Written task: Skip the images and return the records below exactly.

Data supplied:
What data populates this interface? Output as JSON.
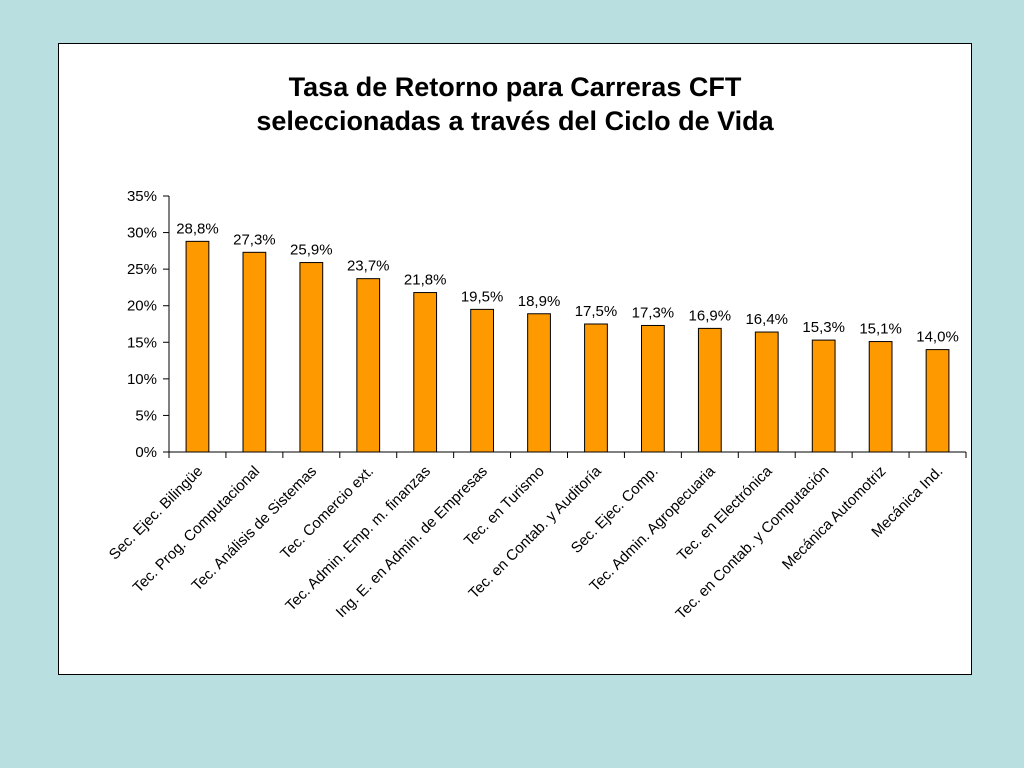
{
  "chart_data": {
    "type": "bar",
    "title": [
      "Tasa de Retorno para Carreras CFT",
      "seleccionadas a través del Ciclo de Vida"
    ],
    "xlabel": "",
    "ylabel": "",
    "ylim": [
      0,
      35
    ],
    "yticks": [
      0,
      5,
      10,
      15,
      20,
      25,
      30,
      35
    ],
    "ytick_labels": [
      "0%",
      "5%",
      "10%",
      "15%",
      "20%",
      "25%",
      "30%",
      "35%"
    ],
    "grid": false,
    "legend": "none",
    "bar_color": "#ff9900",
    "categories": [
      "Sec. Ejec. Bilingüe",
      "Tec. Prog. Computacional",
      "Tec. Análisis de Sistemas",
      "Tec. Comercio ext.",
      "Tec. Admin. Emp. m. finanzas",
      "Ing. E. en Admin. de Empresas",
      "Tec. en Turismo",
      "Tec. en Contab. y Auditoría",
      "Sec. Ejec. Comp.",
      "Tec. Admin. Agropecuaria",
      "Tec. en Electrónica",
      "Tec. en Contab. y Computación",
      "Mecánica Automotriz",
      "Mecánica Ind."
    ],
    "values": [
      28.8,
      27.3,
      25.9,
      23.7,
      21.8,
      19.5,
      18.9,
      17.5,
      17.3,
      16.9,
      16.4,
      15.3,
      15.1,
      14.0
    ],
    "data_labels": [
      "28,8%",
      "27,3%",
      "25,9%",
      "23,7%",
      "21,8%",
      "19,5%",
      "18,9%",
      "17,5%",
      "17,3%",
      "16,9%",
      "16,4%",
      "15,3%",
      "15,1%",
      "14,0%"
    ]
  }
}
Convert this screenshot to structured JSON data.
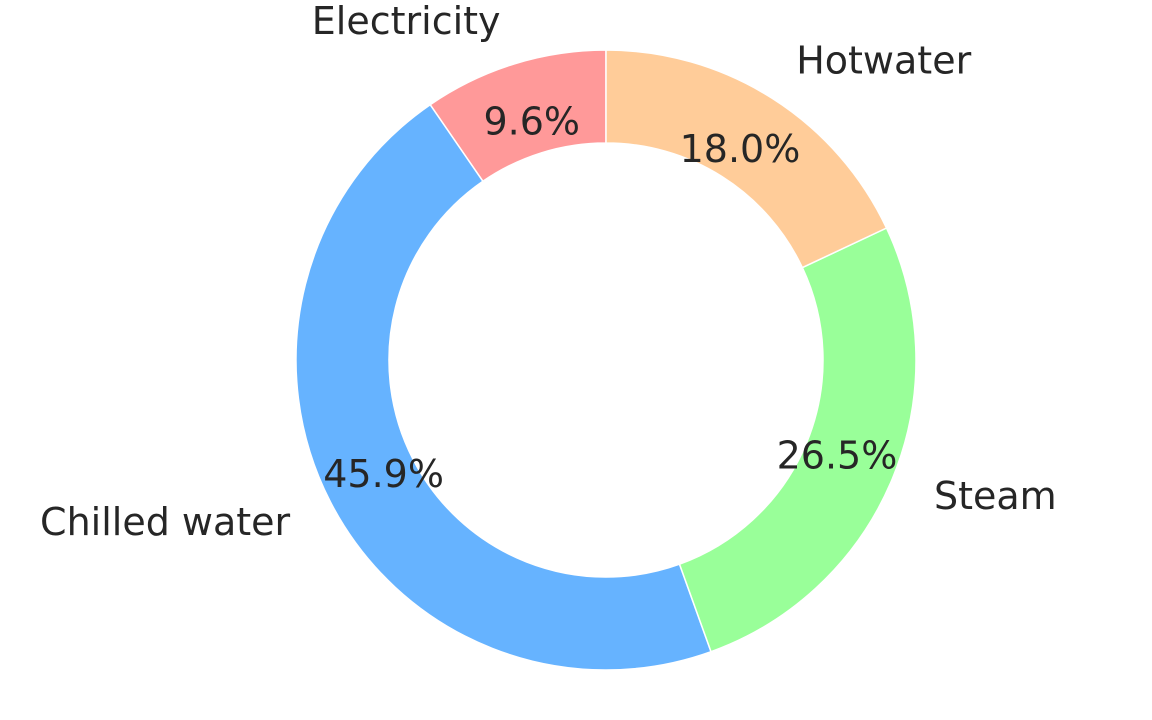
{
  "chart_data": {
    "type": "pie",
    "donut": true,
    "categories": [
      "Electricity",
      "Chilled water",
      "Steam",
      "Hotwater"
    ],
    "values": [
      9.6,
      45.9,
      26.5,
      18.0
    ],
    "percent_labels": [
      "9.6%",
      "45.9%",
      "26.5%",
      "18.0%"
    ],
    "colors": [
      "#ff9999",
      "#66b3ff",
      "#99ff99",
      "#ffcc99"
    ],
    "start_angle_deg": 90,
    "direction": "counterclockwise",
    "legend": "none"
  }
}
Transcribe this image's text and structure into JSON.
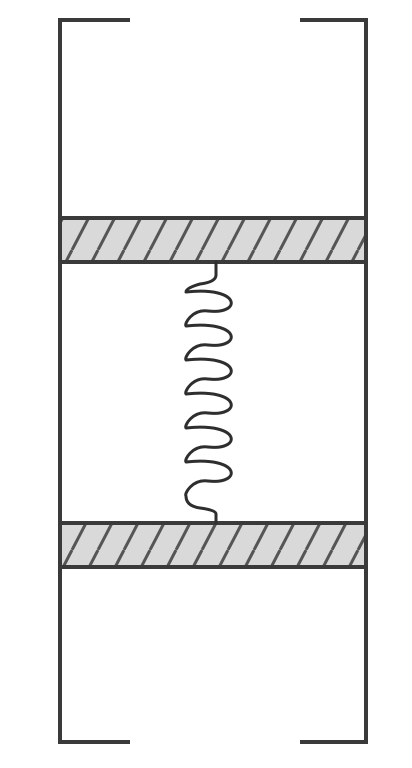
{
  "diagram": {
    "components": [
      "cylinder",
      "upper-piston",
      "spring",
      "lower-piston"
    ],
    "colors": {
      "background": "#ffffff",
      "line": "#3a3a3a",
      "piston_fill": "#d9d9d9",
      "hatch": "#555555",
      "spring": "#2e2e2e"
    },
    "spring_coils": 6
  }
}
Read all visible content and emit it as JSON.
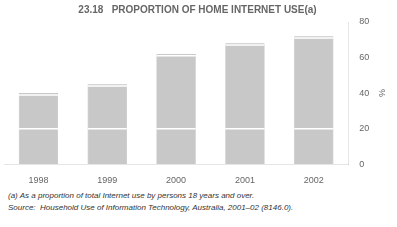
{
  "chart_data": {
    "type": "bar",
    "title": "23.18   PROPORTION OF HOME INTERNET USE(a)",
    "ylabel": "%",
    "categories": [
      "1998",
      "1999",
      "2000",
      "2001",
      "2002"
    ],
    "values": [
      40,
      45,
      62,
      68,
      72
    ],
    "color": "#c8c8c8",
    "dividers": [
      {
        "color": "#ffffff",
        "values": [
          20,
          20,
          20,
          20,
          20
        ]
      },
      {
        "color": "#ffffff",
        "values": [
          39,
          44,
          61,
          67,
          71
        ]
      }
    ],
    "ylim": [
      0,
      80
    ],
    "yticks": [
      0,
      20,
      40,
      60,
      80
    ],
    "grid": false,
    "annotations": [
      "(a) As a proportion of total Internet use by persons 18 years and over.",
      "Source:  Household Use of Information Technology, Australia, 2001–02 (8146.0)."
    ]
  }
}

Answer to this task:
What data populates this interface? Output as JSON.
{
  "chart_data": {
    "type": "bar",
    "title": [
      "Tasa de Retorno para Carreras CFT",
      "seleccionadas a través del Ciclo de Vida"
    ],
    "xlabel": "",
    "ylabel": "",
    "ylim": [
      0,
      35
    ],
    "yticks": [
      0,
      5,
      10,
      15,
      20,
      25,
      30,
      35
    ],
    "ytick_labels": [
      "0%",
      "5%",
      "10%",
      "15%",
      "20%",
      "25%",
      "30%",
      "35%"
    ],
    "grid": false,
    "legend": "none",
    "bar_color": "#ff9900",
    "categories": [
      "Sec. Ejec. Bilingüe",
      "Tec. Prog. Computacional",
      "Tec. Análisis de Sistemas",
      "Tec. Comercio ext.",
      "Tec. Admin. Emp. m. finanzas",
      "Ing. E. en Admin. de Empresas",
      "Tec. en Turismo",
      "Tec. en Contab. y Auditoría",
      "Sec. Ejec. Comp.",
      "Tec. Admin. Agropecuaria",
      "Tec. en Electrónica",
      "Tec. en Contab. y Computación",
      "Mecánica Automotriz",
      "Mecánica Ind."
    ],
    "values": [
      28.8,
      27.3,
      25.9,
      23.7,
      21.8,
      19.5,
      18.9,
      17.5,
      17.3,
      16.9,
      16.4,
      15.3,
      15.1,
      14.0
    ],
    "data_labels": [
      "28,8%",
      "27,3%",
      "25,9%",
      "23,7%",
      "21,8%",
      "19,5%",
      "18,9%",
      "17,5%",
      "17,3%",
      "16,9%",
      "16,4%",
      "15,3%",
      "15,1%",
      "14,0%"
    ]
  }
}
Convert this screenshot to structured JSON data.
{
  "chart_data": {
    "type": "pie",
    "donut": true,
    "categories": [
      "Electricity",
      "Chilled water",
      "Steam",
      "Hotwater"
    ],
    "values": [
      9.6,
      45.9,
      26.5,
      18.0
    ],
    "percent_labels": [
      "9.6%",
      "45.9%",
      "26.5%",
      "18.0%"
    ],
    "colors": [
      "#ff9999",
      "#66b3ff",
      "#99ff99",
      "#ffcc99"
    ],
    "start_angle_deg": 90,
    "direction": "counterclockwise",
    "legend": "none"
  }
}
Transcribe this image's text and structure into JSON.
{
  "diagram": {
    "components": [
      "cylinder",
      "upper-piston",
      "spring",
      "lower-piston"
    ],
    "colors": {
      "background": "#ffffff",
      "line": "#3a3a3a",
      "piston_fill": "#d9d9d9",
      "hatch": "#555555",
      "spring": "#2e2e2e"
    },
    "spring_coils": 6
  }
}
Read all visible content and emit it as JSON.
{
  "chart_data": {
    "type": "bar",
    "title": "23.18   PROPORTION OF HOME INTERNET USE(a)",
    "ylabel": "%",
    "categories": [
      "1998",
      "1999",
      "2000",
      "2001",
      "2002"
    ],
    "values": [
      40,
      45,
      62,
      68,
      72
    ],
    "color": "#c8c8c8",
    "dividers": [
      {
        "color": "#ffffff",
        "values": [
          20,
          20,
          20,
          20,
          20
        ]
      },
      {
        "color": "#ffffff",
        "values": [
          39,
          44,
          61,
          67,
          71
        ]
      }
    ],
    "ylim": [
      0,
      80
    ],
    "yticks": [
      0,
      20,
      40,
      60,
      80
    ],
    "grid": false,
    "annotations": [
      "(a) As a proportion of total Internet use by persons 18 years and over.",
      "Source:  Household Use of Information Technology, Australia, 2001–02 (8146.0)."
    ]
  }
}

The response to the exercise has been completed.